◆ **Prompt**
Reproduce the entries below from the first one through the line containing "list-icon [1286,1200,1322,1223]", including both ends.

►

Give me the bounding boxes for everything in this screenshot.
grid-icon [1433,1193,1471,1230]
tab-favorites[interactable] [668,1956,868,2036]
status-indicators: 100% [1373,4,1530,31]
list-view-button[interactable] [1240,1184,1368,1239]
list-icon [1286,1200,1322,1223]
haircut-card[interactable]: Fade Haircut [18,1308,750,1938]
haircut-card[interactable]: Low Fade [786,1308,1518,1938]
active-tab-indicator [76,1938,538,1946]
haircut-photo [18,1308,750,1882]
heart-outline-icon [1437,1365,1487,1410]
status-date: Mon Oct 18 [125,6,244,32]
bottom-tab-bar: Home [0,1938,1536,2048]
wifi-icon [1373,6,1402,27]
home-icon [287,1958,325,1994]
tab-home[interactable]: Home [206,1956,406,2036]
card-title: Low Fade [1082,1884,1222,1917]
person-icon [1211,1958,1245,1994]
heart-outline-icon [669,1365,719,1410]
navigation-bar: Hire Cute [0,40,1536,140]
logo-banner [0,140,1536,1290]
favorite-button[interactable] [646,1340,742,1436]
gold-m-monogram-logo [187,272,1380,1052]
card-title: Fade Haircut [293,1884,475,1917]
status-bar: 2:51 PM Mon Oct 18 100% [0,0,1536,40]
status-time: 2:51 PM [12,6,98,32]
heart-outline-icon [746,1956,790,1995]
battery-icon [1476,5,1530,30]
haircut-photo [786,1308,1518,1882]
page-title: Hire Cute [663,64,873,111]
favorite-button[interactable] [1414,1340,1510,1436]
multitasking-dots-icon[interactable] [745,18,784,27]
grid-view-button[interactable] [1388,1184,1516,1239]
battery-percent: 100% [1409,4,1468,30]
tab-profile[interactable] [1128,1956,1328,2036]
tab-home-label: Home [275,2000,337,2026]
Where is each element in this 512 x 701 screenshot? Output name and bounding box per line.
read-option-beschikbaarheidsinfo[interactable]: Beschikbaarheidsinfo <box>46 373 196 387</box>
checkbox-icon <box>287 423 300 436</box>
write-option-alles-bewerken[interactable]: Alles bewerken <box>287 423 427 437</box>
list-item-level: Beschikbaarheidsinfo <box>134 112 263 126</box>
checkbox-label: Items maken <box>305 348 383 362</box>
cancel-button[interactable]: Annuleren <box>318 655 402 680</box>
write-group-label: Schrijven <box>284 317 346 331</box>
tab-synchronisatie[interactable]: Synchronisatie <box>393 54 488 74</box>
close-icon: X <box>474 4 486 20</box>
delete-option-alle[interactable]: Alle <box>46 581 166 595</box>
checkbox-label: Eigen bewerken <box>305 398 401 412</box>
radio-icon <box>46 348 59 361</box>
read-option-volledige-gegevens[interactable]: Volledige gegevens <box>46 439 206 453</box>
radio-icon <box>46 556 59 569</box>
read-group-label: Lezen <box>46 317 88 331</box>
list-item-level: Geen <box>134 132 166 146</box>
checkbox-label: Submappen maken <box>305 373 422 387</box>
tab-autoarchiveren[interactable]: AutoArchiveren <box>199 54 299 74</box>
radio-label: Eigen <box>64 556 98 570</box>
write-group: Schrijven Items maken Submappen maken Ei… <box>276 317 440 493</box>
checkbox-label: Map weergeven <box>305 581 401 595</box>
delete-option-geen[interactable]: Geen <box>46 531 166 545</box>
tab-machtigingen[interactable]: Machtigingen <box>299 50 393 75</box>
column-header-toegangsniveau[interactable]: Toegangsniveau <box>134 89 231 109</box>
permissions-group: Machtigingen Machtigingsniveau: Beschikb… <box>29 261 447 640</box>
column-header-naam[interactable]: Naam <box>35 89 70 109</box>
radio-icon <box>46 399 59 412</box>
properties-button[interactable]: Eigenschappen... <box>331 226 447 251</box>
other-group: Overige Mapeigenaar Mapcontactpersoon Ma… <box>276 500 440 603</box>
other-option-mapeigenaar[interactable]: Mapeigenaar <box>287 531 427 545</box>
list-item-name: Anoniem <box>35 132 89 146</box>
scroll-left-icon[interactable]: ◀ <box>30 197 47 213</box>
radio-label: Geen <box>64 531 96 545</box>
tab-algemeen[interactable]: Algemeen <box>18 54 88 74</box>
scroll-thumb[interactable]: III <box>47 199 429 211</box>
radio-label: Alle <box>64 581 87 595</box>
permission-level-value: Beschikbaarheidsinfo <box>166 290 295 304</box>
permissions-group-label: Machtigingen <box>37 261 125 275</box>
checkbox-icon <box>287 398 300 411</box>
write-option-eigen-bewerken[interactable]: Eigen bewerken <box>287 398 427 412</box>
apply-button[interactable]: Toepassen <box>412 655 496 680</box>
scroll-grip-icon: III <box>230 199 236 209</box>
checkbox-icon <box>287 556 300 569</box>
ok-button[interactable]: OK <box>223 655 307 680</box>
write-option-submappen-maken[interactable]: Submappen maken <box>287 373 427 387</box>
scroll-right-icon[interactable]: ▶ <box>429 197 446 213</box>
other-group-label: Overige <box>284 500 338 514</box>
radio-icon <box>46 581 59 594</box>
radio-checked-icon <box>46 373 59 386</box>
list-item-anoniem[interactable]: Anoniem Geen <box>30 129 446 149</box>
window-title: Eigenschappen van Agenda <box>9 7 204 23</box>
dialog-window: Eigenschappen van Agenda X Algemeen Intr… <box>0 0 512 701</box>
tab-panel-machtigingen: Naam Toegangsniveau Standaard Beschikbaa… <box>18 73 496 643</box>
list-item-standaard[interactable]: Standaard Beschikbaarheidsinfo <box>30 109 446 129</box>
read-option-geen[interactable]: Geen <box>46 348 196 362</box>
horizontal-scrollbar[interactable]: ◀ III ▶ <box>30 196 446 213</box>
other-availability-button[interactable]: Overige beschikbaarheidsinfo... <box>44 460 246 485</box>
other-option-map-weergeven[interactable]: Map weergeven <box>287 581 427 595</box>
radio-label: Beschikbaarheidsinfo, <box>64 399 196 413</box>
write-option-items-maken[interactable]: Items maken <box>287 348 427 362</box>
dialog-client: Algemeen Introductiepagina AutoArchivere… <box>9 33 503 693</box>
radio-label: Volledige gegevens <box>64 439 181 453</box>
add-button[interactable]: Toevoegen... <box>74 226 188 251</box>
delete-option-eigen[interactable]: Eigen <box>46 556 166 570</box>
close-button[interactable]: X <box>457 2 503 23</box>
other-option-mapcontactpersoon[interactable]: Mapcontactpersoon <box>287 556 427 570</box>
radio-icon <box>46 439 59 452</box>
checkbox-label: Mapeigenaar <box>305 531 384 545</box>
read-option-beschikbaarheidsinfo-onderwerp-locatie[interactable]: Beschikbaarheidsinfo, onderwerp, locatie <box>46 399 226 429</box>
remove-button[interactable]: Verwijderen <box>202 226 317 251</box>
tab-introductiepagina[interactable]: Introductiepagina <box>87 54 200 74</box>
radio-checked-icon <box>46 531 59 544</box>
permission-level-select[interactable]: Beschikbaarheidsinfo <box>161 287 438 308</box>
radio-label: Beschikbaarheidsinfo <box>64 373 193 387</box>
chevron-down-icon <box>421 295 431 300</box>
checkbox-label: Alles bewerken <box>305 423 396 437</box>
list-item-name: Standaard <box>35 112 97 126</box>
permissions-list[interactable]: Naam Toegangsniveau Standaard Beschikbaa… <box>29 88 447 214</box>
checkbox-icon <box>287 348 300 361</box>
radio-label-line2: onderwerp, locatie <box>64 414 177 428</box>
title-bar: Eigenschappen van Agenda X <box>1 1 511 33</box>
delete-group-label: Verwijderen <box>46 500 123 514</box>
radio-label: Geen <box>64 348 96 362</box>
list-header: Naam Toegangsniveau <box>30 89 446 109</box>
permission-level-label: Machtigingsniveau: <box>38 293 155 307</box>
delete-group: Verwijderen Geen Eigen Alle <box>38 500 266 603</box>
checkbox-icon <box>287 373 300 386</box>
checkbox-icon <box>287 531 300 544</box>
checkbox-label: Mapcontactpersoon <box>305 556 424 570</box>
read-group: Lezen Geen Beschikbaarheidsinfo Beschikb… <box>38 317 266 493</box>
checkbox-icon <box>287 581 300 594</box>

◄

◆ **Result of this exercise**
Give me the bounding boxes for everything in this screenshot.
grid-icon [1433,1193,1471,1230]
tab-favorites[interactable] [668,1956,868,2036]
status-indicators: 100% [1373,4,1530,31]
list-view-button[interactable] [1240,1184,1368,1239]
list-icon [1286,1200,1322,1223]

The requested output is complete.